Extracted information>
• • • • • • •

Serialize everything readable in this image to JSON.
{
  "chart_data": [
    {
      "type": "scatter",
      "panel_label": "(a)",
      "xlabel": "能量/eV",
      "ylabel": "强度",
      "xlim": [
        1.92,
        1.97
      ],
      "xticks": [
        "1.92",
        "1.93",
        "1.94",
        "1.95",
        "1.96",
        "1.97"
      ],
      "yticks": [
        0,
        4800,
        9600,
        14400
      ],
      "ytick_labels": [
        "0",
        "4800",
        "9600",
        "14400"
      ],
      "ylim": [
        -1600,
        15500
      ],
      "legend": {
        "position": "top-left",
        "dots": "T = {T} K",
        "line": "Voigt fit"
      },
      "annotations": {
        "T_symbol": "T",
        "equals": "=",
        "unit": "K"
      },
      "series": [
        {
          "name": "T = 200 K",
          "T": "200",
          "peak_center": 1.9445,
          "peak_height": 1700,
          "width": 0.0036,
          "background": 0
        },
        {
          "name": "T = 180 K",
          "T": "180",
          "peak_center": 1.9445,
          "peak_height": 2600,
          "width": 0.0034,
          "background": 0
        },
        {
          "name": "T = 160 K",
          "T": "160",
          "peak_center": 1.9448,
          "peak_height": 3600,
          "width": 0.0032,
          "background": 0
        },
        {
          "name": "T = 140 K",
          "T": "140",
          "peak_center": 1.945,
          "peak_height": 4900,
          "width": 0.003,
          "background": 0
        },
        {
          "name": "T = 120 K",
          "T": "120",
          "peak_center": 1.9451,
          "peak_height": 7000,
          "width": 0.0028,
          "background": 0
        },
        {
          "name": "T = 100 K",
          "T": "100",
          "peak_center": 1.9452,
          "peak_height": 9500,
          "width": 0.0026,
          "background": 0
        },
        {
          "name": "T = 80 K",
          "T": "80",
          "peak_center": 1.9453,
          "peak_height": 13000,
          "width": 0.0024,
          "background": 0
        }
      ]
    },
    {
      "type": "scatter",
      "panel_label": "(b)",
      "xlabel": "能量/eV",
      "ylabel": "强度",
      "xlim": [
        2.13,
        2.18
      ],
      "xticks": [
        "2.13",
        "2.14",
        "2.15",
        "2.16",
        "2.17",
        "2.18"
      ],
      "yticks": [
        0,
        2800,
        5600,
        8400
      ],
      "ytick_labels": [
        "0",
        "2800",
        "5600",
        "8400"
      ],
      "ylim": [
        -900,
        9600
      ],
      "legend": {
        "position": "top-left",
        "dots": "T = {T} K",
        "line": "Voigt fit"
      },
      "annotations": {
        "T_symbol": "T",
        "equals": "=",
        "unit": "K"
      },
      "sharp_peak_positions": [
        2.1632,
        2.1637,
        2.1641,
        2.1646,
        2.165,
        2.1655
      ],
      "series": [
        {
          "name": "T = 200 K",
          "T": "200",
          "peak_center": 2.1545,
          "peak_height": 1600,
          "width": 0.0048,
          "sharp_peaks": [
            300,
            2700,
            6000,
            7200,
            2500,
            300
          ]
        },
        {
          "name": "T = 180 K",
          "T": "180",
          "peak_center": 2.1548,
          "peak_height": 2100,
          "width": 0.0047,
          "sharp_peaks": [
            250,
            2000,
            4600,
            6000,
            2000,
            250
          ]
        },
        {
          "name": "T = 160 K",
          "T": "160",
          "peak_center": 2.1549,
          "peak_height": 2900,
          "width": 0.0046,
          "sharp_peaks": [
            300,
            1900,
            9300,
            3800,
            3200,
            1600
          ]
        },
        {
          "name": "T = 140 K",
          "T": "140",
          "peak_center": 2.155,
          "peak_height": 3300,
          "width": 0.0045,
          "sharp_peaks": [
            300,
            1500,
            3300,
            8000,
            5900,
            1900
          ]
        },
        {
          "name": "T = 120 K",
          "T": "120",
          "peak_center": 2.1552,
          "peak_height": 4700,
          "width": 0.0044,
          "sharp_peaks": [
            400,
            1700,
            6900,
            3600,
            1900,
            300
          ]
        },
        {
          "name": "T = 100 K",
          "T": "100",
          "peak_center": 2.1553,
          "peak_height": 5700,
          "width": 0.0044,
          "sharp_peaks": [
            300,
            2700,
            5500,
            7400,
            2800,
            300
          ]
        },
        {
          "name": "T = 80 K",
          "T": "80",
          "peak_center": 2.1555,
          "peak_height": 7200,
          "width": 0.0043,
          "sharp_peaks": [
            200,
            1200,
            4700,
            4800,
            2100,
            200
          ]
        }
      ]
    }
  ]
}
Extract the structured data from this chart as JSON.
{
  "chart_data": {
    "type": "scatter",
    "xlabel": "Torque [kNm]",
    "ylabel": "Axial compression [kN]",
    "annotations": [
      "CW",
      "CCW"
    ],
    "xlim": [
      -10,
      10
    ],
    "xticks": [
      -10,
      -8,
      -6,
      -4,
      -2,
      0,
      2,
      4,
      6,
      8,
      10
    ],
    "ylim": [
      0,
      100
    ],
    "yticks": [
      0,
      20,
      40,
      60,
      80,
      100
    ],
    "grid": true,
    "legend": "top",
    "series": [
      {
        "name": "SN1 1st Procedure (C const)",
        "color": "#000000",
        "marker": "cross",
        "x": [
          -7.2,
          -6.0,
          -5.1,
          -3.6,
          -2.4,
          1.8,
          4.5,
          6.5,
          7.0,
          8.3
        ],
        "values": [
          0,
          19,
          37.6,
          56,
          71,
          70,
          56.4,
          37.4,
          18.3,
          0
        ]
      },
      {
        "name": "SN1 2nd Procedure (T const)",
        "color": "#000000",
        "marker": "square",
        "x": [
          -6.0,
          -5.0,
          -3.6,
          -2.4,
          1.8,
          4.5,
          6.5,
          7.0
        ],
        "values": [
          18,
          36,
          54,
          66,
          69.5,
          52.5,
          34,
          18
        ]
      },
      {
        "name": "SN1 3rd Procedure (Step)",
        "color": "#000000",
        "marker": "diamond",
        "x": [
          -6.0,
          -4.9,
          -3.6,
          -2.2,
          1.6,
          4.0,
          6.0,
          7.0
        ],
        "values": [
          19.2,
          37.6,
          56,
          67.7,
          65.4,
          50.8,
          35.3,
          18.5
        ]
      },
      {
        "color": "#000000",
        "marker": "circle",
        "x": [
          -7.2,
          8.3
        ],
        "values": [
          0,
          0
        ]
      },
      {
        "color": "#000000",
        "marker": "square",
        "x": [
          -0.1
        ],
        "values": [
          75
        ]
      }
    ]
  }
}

• • • • • • •

What is being asked> Set out every line from the material that contains the string "const".

Exercise response>
        "name": "SN1 1st Procedure (C const)",
        "name": "SN1 2nd Procedure (T const)",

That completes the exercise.